GOAL OF THE EXERCISE
Take every line from the listing below that contains "Pflasterarbeiten".

-- -- --

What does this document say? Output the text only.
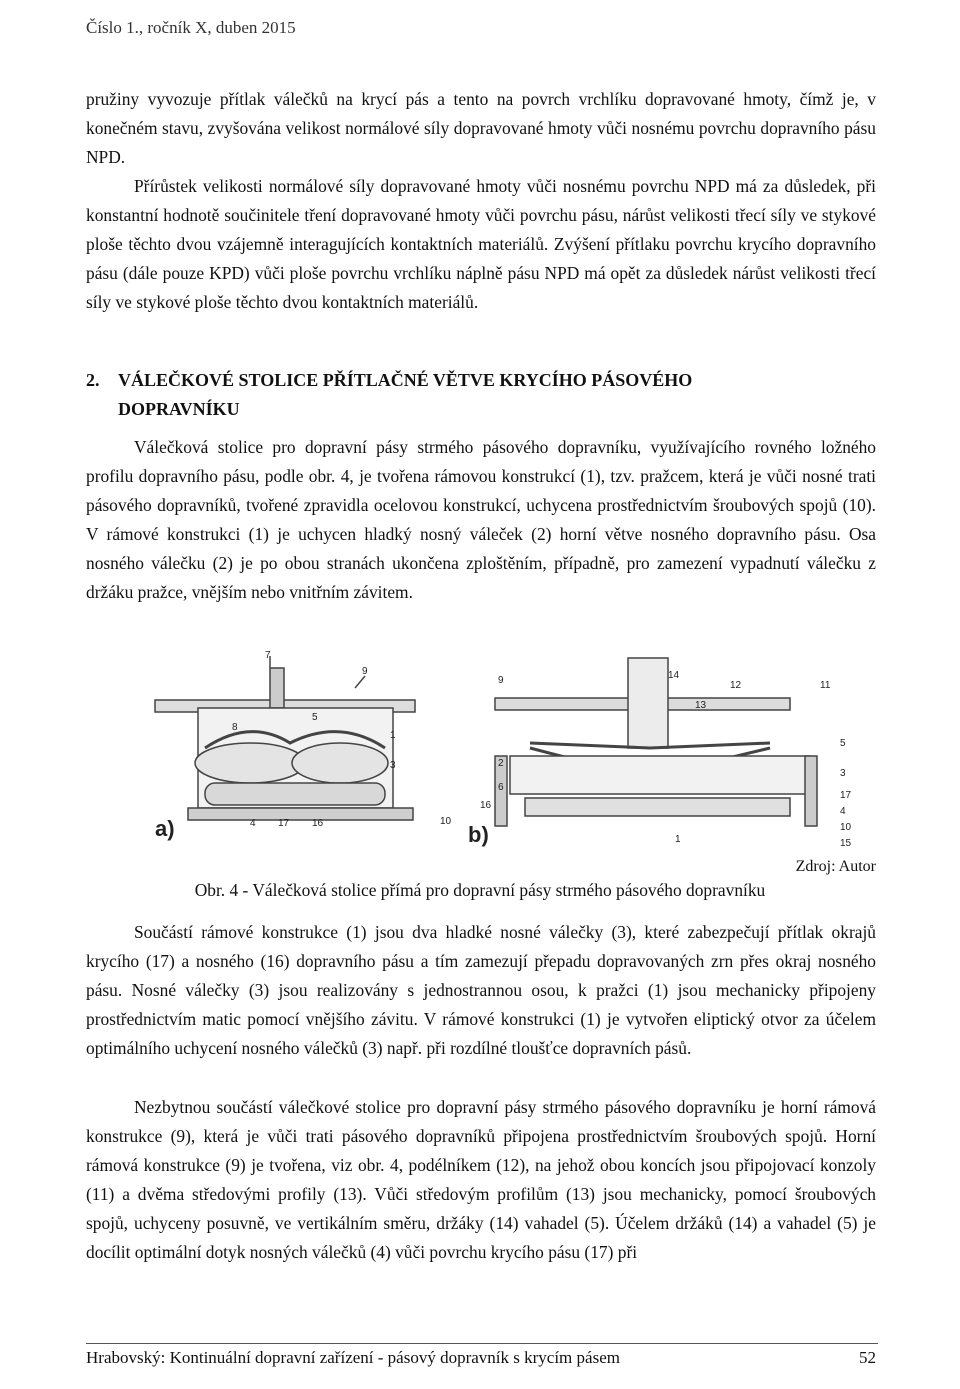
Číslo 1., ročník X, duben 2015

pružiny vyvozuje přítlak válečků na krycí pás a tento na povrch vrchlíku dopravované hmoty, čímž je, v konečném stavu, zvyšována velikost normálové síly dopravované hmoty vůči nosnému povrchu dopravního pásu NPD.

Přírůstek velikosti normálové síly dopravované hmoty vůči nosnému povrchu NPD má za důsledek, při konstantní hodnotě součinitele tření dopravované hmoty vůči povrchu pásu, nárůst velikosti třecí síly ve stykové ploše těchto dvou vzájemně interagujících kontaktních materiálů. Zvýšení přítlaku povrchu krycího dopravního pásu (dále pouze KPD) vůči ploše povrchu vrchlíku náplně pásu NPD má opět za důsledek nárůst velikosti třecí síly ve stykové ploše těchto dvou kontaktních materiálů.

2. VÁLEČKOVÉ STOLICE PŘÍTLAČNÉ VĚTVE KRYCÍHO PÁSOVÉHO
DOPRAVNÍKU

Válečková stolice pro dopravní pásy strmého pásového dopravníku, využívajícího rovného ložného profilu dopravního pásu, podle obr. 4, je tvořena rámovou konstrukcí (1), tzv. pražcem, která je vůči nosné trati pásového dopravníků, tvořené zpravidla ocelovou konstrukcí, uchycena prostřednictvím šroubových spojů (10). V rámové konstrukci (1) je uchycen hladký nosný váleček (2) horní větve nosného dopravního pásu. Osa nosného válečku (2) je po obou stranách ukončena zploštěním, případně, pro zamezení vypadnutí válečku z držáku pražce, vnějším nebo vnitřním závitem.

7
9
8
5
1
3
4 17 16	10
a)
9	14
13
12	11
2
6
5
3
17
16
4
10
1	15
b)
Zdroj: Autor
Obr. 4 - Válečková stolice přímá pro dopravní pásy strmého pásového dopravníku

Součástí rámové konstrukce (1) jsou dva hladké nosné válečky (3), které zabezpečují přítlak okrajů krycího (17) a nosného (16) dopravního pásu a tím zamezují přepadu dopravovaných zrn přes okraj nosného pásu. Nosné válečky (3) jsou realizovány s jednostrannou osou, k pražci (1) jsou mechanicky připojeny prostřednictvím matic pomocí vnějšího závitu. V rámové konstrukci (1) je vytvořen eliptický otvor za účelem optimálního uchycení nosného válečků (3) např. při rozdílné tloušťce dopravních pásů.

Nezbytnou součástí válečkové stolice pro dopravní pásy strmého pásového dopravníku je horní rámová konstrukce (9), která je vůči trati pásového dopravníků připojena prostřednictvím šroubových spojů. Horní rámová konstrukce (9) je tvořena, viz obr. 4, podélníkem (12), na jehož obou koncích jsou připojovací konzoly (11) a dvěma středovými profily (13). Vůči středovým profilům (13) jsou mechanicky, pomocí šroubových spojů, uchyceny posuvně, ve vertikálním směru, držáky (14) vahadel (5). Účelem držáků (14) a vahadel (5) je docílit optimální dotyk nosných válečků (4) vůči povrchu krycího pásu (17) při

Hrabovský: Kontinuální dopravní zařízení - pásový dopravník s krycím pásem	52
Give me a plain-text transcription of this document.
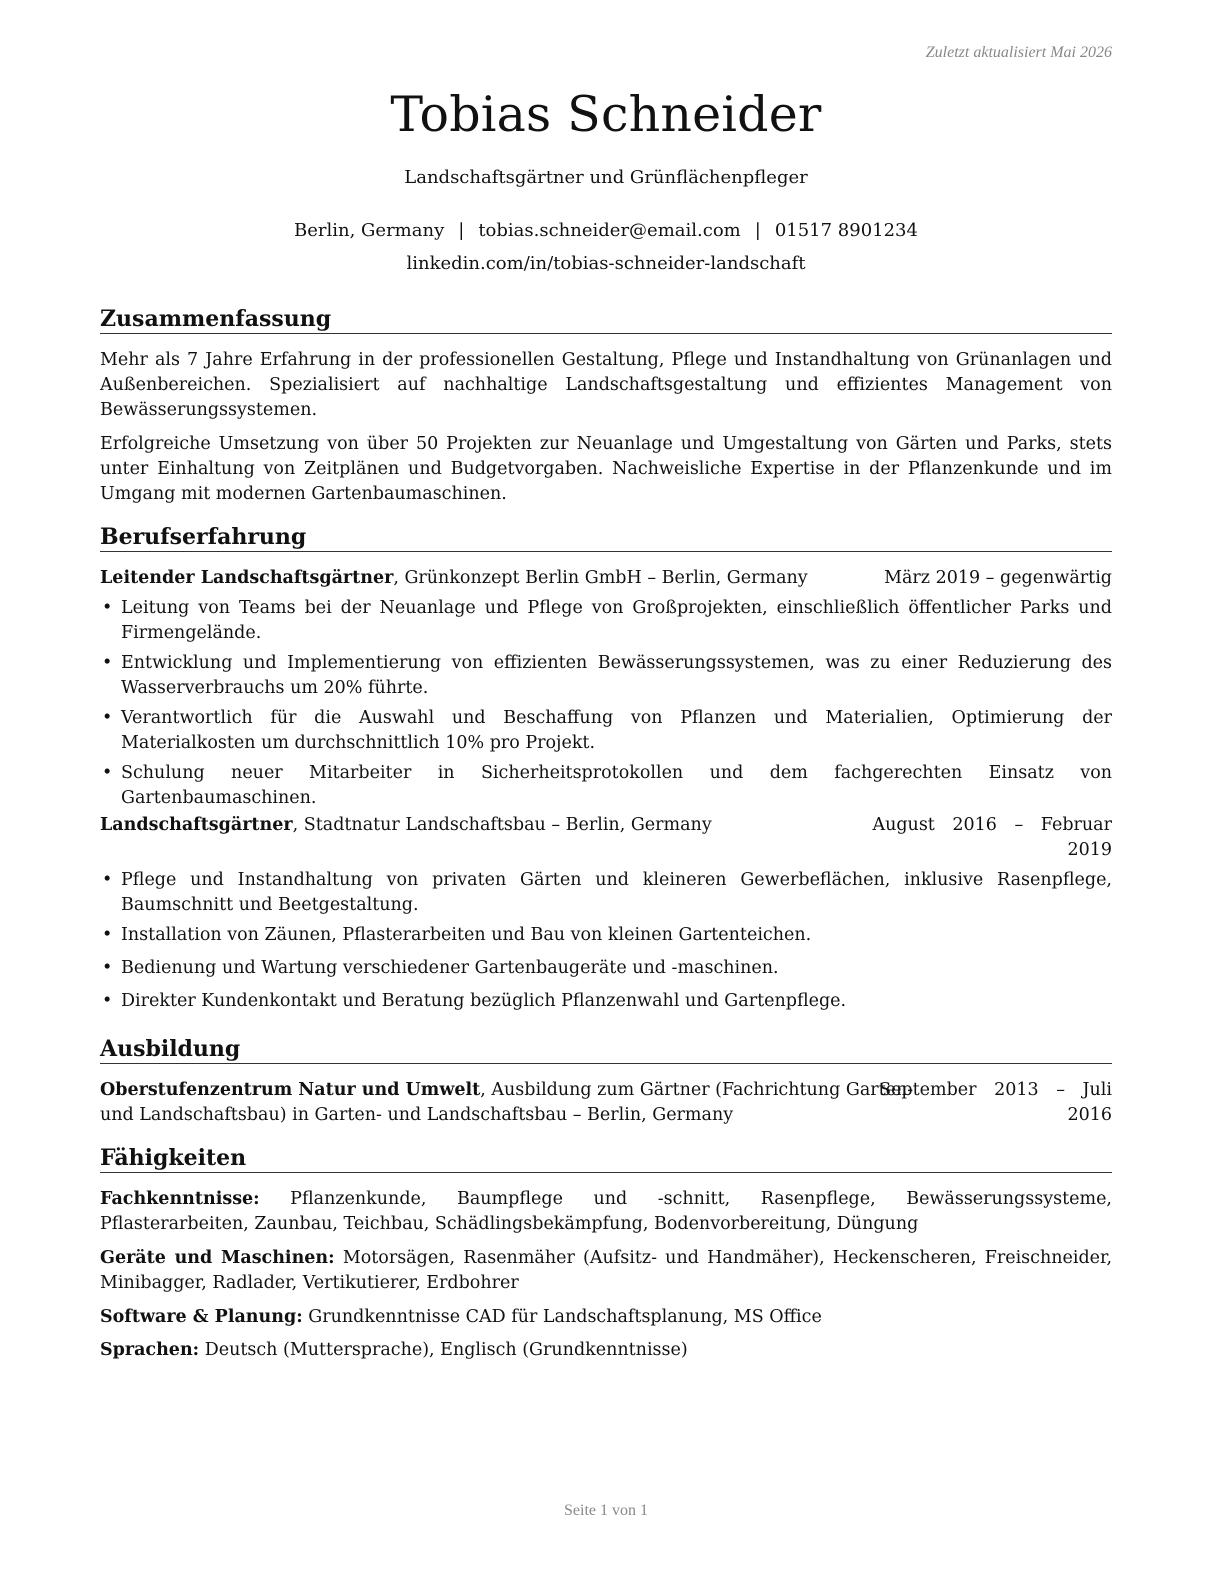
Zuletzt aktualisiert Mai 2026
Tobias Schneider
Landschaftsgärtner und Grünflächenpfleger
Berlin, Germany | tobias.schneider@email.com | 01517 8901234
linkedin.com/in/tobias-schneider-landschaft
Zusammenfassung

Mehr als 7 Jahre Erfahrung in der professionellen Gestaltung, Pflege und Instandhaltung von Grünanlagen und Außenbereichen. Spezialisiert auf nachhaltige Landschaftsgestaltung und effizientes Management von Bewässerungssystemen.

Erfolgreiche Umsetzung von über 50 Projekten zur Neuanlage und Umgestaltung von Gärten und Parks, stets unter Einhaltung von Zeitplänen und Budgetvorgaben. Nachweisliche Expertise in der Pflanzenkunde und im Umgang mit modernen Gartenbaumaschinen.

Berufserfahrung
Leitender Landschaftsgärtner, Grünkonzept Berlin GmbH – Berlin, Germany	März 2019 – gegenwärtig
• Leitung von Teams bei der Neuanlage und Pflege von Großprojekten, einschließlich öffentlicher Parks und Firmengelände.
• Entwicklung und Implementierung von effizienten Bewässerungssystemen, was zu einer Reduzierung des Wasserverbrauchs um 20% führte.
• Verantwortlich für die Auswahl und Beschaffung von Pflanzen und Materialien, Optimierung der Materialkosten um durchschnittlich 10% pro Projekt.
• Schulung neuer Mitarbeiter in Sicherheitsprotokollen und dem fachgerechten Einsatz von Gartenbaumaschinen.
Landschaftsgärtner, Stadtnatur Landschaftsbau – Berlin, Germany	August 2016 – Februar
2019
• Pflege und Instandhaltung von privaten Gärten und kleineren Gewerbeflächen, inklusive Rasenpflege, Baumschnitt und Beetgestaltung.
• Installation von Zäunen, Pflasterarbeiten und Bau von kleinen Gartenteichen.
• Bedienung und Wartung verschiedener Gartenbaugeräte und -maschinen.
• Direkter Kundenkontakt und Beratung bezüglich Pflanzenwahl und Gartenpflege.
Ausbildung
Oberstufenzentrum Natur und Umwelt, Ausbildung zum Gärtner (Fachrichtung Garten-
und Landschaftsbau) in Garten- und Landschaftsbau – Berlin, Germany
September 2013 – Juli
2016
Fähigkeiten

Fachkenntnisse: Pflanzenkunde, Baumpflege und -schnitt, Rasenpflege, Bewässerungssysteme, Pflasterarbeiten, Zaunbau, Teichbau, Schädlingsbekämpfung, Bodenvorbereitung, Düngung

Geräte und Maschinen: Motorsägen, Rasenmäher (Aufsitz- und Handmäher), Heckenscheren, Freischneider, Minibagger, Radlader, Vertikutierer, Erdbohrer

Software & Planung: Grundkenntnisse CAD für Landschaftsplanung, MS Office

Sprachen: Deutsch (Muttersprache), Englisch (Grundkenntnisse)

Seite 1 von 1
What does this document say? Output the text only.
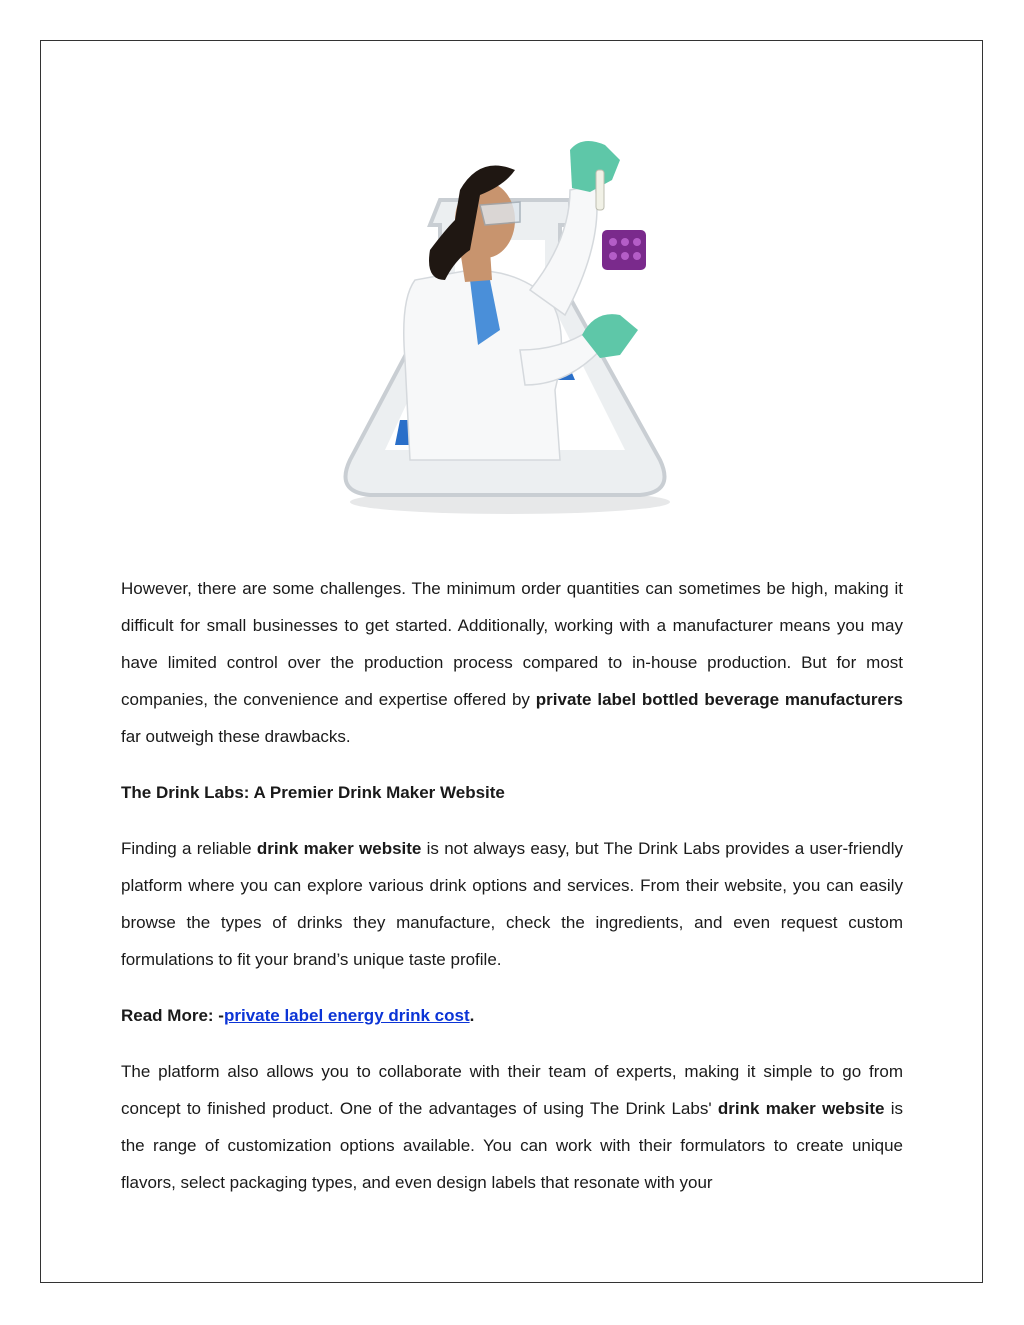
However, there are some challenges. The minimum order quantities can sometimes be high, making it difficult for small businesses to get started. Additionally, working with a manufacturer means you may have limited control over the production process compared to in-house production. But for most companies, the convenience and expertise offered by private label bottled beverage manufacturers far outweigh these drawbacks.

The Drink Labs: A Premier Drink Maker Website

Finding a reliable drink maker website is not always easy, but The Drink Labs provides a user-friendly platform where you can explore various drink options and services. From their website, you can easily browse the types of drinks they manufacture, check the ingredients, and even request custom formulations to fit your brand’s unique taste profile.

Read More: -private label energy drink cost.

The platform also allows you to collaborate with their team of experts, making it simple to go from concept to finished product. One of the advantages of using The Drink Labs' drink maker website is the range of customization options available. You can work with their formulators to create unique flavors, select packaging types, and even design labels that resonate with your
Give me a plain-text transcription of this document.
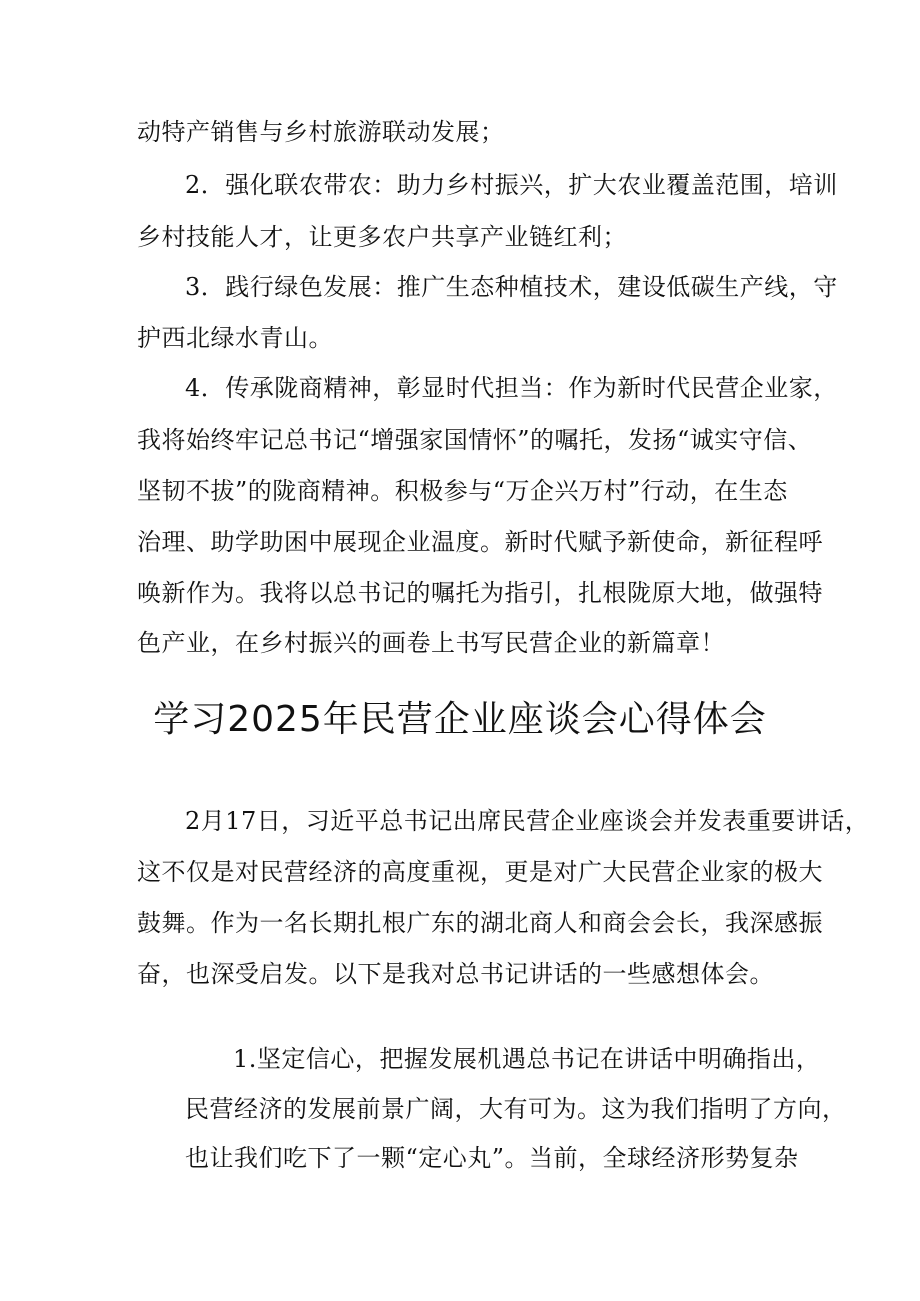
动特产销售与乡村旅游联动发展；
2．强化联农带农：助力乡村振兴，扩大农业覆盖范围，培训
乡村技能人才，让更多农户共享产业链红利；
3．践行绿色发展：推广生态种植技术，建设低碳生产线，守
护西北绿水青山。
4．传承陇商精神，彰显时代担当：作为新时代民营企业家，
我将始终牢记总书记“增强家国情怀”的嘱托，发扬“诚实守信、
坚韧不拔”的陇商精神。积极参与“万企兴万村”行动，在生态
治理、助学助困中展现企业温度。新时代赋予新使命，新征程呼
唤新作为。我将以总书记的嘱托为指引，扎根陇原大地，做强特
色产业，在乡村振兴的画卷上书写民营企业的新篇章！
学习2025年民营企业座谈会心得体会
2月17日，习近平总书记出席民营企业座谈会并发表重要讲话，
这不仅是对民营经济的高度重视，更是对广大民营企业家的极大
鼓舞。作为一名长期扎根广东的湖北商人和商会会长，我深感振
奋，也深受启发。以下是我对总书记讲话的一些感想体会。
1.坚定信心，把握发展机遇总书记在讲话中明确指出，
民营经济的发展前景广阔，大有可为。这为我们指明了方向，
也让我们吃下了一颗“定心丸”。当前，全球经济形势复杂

-- -- --

FULL SOLUTION
• Installation von Zäunen, Pflasterarbeiten und Bau von kleinen Gartenteichen.
Fachkenntnisse: Pflanzenkunde, Baumpflege und -schnitt, Rasenpflege, Bewässerungssysteme, Pflasterarbeiten, Zaunbau, Teichbau, Schädlingsbekämpfung, Bodenvorbereitung, Düngung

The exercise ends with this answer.